Cette reconnaissance de son travail de professeur participe très probablement à sa nomination comme professeur de dessin à l’école régionale des Beaux-Arts de Nantes, ouverte en 1904 sous la direction d’Emmanuel Fougerat (1869-1958). Elle y enseigne aux jeunes filles la perspective à vue, la bosse, la tête et l’ornement. Elle continue en parallèle ses cours particuliers au 9 place de l’Hôtel de Ville puis au 9 rue de Briord au moins jusqu’en 1914. En 1909, elle est nommée officier de l’instruction publique et est fêtée par ses élèves qui lui offrent « des palmes d’or avec brillants et une superbe gerbe de fleurs ». Pour des raisons de santé, elle quitte ses fonctions à l’école des Beaux-Arts de Nantes en 1923 et s’éteint un an plus tard, au lendemain de Noël, à l’âge de 78 ans.
Virginie Géo-Rémy y enseignera le dessin jusqu’à l’âge de 77 ans.

> [Énoncé a]: Renvoyez le passage de l'extrait sur l'enseignante des Beaux-Arts de Nantes compris entre "Cette reconnaissance de" et "l’âge de 78 ans.", bornes incluses.

> [Supports de l'exercice]:

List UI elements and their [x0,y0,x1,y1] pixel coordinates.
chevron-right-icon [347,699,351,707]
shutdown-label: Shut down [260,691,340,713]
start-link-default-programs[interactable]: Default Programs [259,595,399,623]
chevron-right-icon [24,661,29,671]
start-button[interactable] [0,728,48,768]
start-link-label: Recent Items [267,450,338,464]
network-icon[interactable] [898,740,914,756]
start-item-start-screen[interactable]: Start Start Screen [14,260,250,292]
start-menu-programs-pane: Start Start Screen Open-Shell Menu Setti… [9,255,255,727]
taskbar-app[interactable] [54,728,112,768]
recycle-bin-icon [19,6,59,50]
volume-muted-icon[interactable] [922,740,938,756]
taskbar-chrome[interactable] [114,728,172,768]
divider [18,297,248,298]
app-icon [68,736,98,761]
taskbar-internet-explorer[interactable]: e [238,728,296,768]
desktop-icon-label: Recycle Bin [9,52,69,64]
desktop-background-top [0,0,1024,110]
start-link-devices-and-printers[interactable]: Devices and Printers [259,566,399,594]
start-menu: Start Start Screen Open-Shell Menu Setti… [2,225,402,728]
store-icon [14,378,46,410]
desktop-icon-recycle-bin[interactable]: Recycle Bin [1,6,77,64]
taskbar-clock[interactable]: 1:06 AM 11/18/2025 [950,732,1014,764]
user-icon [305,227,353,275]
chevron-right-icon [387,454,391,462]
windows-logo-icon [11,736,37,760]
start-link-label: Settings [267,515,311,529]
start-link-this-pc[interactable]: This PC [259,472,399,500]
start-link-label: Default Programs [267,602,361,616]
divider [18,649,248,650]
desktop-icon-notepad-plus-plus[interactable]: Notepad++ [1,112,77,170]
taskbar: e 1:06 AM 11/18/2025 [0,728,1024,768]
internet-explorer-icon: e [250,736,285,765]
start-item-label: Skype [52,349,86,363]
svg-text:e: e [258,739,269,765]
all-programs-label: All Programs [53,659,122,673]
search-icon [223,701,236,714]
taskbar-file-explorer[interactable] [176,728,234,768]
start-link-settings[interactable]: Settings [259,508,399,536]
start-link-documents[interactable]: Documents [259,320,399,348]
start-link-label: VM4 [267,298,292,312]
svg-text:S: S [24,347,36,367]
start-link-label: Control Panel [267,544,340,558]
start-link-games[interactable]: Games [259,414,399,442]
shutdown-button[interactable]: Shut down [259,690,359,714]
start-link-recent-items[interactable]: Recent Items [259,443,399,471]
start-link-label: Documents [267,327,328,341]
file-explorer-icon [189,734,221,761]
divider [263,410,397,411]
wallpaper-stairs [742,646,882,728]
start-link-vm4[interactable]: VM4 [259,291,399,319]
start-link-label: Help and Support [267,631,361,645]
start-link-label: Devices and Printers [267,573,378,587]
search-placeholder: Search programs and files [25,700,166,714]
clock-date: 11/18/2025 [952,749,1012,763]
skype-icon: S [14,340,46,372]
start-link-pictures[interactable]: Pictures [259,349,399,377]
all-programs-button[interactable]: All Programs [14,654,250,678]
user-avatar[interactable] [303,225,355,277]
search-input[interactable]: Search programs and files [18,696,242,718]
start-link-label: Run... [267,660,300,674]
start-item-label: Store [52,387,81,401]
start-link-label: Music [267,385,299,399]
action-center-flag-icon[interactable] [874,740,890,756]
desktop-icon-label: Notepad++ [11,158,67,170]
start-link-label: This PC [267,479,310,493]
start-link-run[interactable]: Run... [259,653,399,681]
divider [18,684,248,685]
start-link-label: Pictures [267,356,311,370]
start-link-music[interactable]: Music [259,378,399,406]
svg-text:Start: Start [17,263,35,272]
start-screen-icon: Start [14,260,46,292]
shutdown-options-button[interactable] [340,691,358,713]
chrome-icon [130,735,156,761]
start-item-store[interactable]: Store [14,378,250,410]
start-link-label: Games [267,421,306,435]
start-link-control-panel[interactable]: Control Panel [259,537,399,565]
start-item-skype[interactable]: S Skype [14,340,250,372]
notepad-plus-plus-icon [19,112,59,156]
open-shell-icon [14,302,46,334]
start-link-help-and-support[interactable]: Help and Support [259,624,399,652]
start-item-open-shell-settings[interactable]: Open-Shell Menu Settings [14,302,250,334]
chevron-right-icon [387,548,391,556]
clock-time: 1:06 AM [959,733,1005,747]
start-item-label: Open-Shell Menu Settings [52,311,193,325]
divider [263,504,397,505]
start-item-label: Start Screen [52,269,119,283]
---
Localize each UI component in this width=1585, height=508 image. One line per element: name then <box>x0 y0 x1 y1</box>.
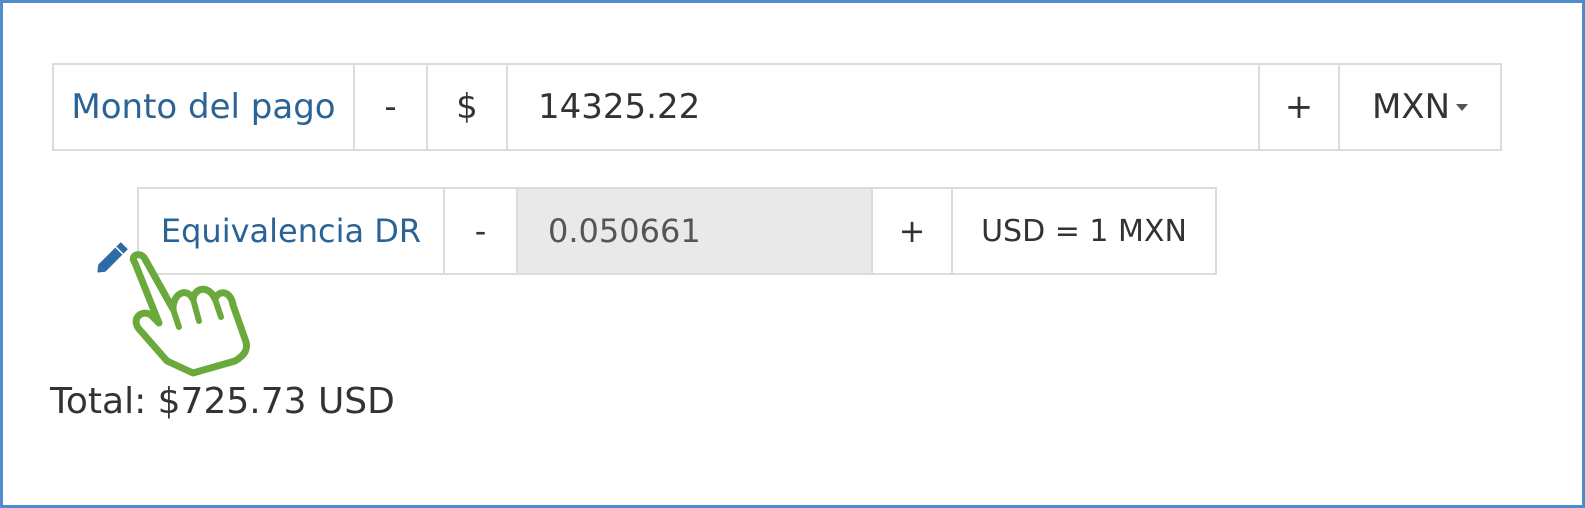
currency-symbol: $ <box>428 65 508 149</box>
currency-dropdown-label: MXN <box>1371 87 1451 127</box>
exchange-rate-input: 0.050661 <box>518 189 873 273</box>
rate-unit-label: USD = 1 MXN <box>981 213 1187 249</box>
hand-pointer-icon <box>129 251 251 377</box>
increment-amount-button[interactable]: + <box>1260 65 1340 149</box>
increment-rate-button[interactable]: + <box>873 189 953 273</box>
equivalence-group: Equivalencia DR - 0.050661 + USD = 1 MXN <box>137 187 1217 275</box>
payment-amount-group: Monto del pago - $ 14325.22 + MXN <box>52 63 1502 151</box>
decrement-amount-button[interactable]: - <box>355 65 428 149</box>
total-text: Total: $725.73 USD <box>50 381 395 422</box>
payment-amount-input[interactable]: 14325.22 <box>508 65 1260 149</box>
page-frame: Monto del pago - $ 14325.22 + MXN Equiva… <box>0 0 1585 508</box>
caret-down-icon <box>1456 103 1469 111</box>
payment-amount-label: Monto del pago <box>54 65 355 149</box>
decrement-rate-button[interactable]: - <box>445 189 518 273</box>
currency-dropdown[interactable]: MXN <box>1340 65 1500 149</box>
---
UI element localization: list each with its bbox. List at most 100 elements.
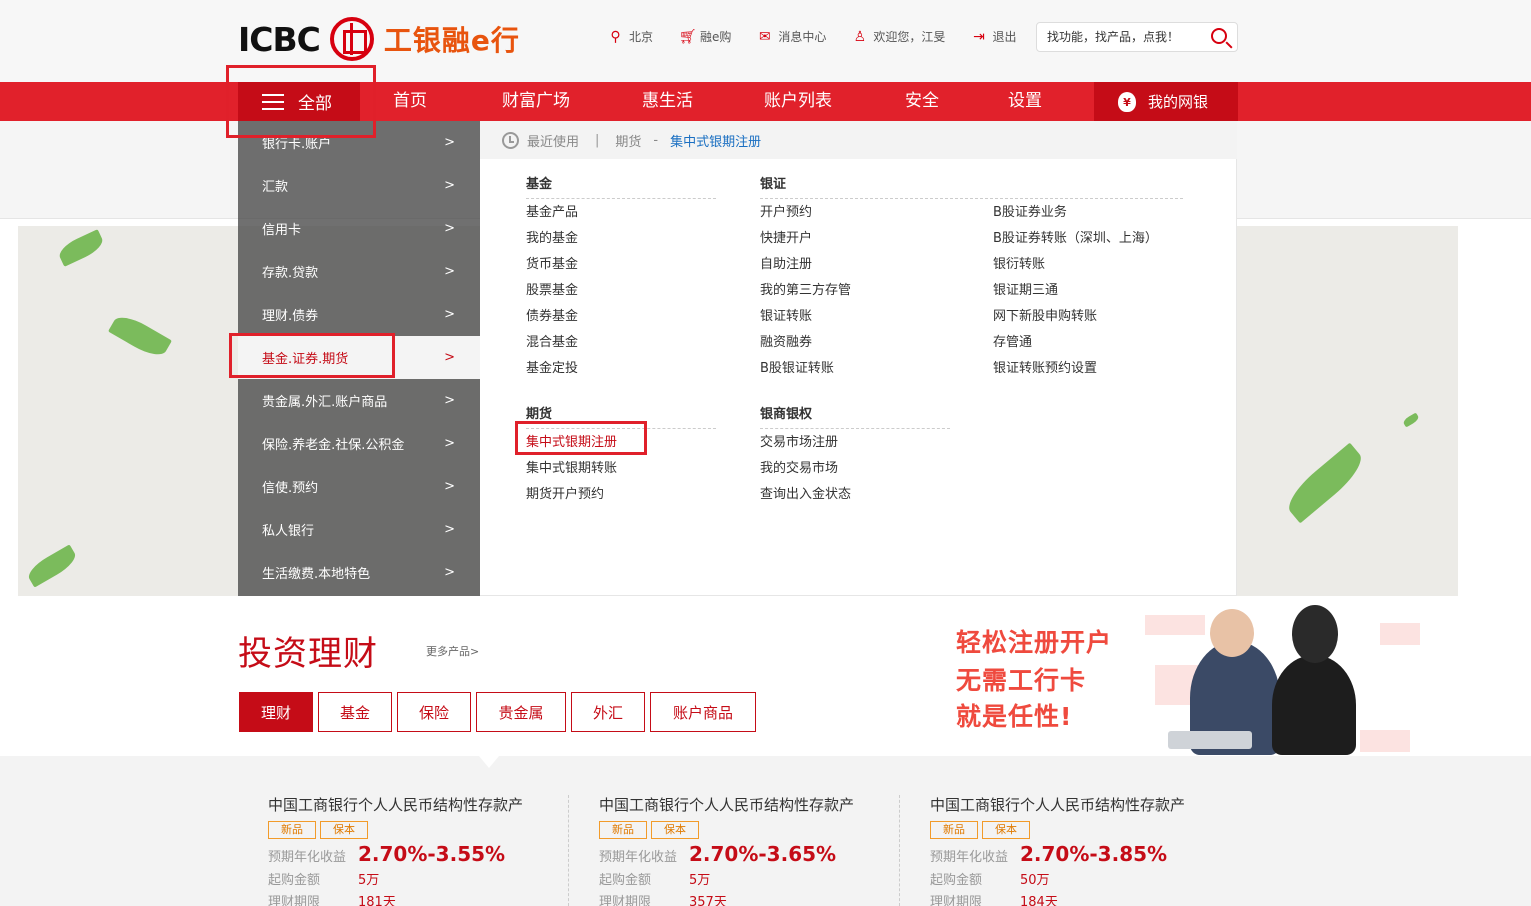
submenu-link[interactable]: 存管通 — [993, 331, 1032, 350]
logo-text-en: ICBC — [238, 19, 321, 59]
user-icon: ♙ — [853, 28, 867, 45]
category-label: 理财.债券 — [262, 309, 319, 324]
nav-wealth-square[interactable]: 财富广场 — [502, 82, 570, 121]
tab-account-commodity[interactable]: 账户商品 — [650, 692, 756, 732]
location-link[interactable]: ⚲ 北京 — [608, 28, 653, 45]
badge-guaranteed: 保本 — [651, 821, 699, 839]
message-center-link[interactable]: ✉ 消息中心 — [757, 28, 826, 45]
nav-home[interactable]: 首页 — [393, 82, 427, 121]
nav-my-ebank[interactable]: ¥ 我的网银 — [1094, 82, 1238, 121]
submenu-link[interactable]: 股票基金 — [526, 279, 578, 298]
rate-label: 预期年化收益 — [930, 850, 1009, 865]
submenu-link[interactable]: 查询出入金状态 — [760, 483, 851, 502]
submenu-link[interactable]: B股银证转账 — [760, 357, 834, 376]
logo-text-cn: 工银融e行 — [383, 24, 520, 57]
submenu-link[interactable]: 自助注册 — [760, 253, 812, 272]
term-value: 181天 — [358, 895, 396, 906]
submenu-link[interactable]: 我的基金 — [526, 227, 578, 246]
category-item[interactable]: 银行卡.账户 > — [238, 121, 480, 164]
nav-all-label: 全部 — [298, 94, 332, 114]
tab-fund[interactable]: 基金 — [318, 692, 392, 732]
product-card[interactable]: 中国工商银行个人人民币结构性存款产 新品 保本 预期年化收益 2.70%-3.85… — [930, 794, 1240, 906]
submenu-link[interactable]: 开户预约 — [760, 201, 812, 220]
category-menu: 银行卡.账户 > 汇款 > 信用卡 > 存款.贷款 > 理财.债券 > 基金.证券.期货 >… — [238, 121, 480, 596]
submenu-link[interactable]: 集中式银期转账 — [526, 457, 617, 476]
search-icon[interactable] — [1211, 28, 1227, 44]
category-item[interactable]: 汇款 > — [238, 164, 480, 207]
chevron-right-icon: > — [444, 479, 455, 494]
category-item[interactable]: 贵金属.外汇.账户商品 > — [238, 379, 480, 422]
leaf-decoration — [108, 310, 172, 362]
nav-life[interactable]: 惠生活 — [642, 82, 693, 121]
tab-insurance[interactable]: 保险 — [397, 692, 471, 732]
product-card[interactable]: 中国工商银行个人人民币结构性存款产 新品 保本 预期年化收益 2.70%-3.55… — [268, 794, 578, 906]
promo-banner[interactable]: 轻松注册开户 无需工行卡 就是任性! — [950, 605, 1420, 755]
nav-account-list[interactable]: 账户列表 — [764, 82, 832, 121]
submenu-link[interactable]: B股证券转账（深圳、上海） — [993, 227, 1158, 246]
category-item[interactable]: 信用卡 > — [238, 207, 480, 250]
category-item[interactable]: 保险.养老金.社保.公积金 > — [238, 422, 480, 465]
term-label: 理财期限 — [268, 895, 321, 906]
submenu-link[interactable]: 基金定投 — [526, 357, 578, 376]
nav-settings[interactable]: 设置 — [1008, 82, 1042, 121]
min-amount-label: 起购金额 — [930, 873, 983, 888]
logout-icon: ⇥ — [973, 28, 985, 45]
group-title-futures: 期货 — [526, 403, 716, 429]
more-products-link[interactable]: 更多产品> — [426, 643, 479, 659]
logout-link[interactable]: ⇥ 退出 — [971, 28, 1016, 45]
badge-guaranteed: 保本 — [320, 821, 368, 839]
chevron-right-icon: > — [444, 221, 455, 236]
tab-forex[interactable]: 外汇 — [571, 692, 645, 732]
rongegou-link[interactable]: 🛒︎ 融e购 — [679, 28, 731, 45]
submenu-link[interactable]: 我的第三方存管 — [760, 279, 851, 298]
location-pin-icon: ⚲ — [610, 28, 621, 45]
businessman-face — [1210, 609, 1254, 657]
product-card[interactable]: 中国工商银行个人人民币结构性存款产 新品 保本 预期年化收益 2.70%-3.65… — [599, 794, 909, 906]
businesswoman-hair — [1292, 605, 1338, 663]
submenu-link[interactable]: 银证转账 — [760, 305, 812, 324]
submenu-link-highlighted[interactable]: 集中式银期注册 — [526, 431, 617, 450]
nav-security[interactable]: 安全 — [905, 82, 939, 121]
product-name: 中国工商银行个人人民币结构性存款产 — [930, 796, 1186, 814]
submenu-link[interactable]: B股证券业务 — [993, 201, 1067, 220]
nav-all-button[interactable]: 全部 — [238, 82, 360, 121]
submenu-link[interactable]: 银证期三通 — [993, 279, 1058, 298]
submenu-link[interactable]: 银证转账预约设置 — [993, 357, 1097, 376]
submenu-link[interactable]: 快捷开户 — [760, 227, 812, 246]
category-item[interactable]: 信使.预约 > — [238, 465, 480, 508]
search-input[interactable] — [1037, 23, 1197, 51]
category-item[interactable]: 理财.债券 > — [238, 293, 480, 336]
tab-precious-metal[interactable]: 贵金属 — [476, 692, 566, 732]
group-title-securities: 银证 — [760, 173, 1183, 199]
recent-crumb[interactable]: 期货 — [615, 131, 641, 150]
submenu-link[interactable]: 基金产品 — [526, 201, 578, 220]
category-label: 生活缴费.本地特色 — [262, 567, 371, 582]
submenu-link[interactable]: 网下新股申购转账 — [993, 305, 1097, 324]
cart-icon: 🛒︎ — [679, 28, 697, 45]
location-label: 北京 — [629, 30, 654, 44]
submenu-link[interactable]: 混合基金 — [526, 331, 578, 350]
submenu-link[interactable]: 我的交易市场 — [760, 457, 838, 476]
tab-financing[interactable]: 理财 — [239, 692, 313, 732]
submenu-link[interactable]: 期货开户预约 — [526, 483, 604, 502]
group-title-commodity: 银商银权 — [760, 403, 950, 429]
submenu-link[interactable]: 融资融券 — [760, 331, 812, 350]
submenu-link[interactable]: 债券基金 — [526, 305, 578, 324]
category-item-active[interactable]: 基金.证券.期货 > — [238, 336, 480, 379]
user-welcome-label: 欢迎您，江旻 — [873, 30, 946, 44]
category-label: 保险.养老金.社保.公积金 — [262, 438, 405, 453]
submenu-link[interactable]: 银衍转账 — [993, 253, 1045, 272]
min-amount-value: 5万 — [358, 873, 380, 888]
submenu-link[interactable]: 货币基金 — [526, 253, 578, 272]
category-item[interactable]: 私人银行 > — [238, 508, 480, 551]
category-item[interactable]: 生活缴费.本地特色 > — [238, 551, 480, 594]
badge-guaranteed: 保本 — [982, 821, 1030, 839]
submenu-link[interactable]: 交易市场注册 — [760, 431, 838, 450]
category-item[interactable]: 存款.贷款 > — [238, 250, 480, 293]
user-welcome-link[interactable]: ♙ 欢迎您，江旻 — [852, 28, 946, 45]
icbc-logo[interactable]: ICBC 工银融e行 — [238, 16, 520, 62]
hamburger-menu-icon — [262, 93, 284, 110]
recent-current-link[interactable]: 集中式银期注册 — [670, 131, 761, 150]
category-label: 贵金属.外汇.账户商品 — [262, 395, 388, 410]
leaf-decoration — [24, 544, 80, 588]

> [Énoncé b]: Dans les enregistrements, reprenez s'il vous plaît uniquement les lignes allant de celle qui contient "List UI elements" à celle qui contient "start-item-start-screen[interactable]: Start Start", bornes incluses, en substituant "chevron-left-icon" à "chevron-right-icon" et sans rien modifier d'autre.

> [Résultat de l'exercice a]:
Cette reconnaissance de son travail de professeur participe très probablement à sa nomination comme professeur de dessin à l’école régionale des Beaux-Arts de Nantes, ouverte en 1904 sous la direction d’Emmanuel Fougerat (1869-1958). Elle y enseigne aux jeunes filles la perspective à vue, la bosse, la tête et l’ornement. Elle continue en parallèle ses cours particuliers au 9 place de l’Hôtel de Ville puis au 9 rue de Briord au moins jusqu’en 1914. En 1909, elle est nommée officier de l’instruction publique et est fêtée par ses élèves qui lui offrent « des palmes d’or avec brillants et une superbe gerbe de fleurs ». Pour des raisons de santé, elle quitte ses fonctions à l’école des Beaux-Arts de Nantes en 1923 et s’éteint un an plus tard, au lendemain de Noël, à l’âge de 78 ans.

> [Résultat de l'exercice b]:
List UI elements and their [x0,y0,x1,y1] pixel coordinates.
chevron-left-icon [347,699,351,707]
shutdown-label: Shut down [260,691,340,713]
start-link-default-programs[interactable]: Default Programs [259,595,399,623]
chevron-left-icon [24,661,29,671]
start-button[interactable] [0,728,48,768]
start-link-label: Recent Items [267,450,338,464]
network-icon[interactable] [898,740,914,756]
start-item-start-screen[interactable]: Start Start Screen [14,260,250,292]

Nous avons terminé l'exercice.